JOB: Each entry in the listing below should be restated word for word.

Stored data
— BEGIN —

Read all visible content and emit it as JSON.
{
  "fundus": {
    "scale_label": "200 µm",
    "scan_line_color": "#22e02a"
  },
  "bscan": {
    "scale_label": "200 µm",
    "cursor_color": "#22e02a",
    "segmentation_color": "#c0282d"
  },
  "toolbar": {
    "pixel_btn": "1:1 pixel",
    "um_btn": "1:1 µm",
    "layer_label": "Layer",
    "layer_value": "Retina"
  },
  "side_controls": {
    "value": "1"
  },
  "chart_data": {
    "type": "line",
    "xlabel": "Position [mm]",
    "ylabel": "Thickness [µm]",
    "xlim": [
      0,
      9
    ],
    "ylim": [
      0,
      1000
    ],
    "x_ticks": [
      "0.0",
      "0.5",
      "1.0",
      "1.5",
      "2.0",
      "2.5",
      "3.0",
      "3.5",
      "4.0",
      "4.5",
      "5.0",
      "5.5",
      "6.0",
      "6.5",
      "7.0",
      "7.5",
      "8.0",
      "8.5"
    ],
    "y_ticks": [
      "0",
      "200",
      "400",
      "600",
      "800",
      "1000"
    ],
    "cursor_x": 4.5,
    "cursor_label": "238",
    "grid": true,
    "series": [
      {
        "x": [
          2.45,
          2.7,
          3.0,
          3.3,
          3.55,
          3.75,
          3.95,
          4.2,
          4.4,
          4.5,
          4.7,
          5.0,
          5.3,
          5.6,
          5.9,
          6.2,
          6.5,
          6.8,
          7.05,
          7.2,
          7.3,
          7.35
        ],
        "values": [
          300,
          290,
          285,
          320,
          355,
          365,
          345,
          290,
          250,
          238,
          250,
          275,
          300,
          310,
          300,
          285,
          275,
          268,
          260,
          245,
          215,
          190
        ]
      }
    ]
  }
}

— END —

WRITTEN ANSWER:
Read all visible content and emit it as JSON.
{
  "fundus": {
    "scale_label": "200 µm",
    "scan_line_color": "#22e02a"
  },
  "bscan": {
    "scale_label": "200 µm",
    "cursor_color": "#22e02a",
    "segmentation_color": "#c0282d"
  },
  "toolbar": {
    "pixel_btn": "1:1 pixel",
    "um_btn": "1:1 µm",
    "layer_label": "Layer",
    "layer_value": "Retina"
  },
  "side_controls": {
    "value": "1"
  },
  "chart_data": {
    "type": "line",
    "xlabel": "Position [mm]",
    "ylabel": "Thickness [µm]",
    "xlim": [
      0,
      9
    ],
    "ylim": [
      0,
      1000
    ],
    "x_ticks": [
      "0.0",
      "0.5",
      "1.0",
      "1.5",
      "2.0",
      "2.5",
      "3.0",
      "3.5",
      "4.0",
      "4.5",
      "5.0",
      "5.5",
      "6.0",
      "6.5",
      "7.0",
      "7.5",
      "8.0",
      "8.5"
    ],
    "y_ticks": [
      "0",
      "200",
      "400",
      "600",
      "800",
      "1000"
    ],
    "cursor_x": 4.5,
    "cursor_label": "238",
    "grid": true,
    "series": [
      {
        "x": [
          2.45,
          2.7,
          3.0,
          3.3,
          3.55,
          3.75,
          3.95,
          4.2,
          4.4,
          4.5,
          4.7,
          5.0,
          5.3,
          5.6,
          5.9,
          6.2,
          6.5,
          6.8,
          7.05,
          7.2,
          7.3,
          7.35
        ],
        "values": [
          300,
          290,
          285,
          320,
          355,
          365,
          345,
          290,
          250,
          238,
          250,
          275,
          300,
          310,
          300,
          285,
          275,
          268,
          260,
          245,
          215,
          190
        ]
      }
    ]
  }
}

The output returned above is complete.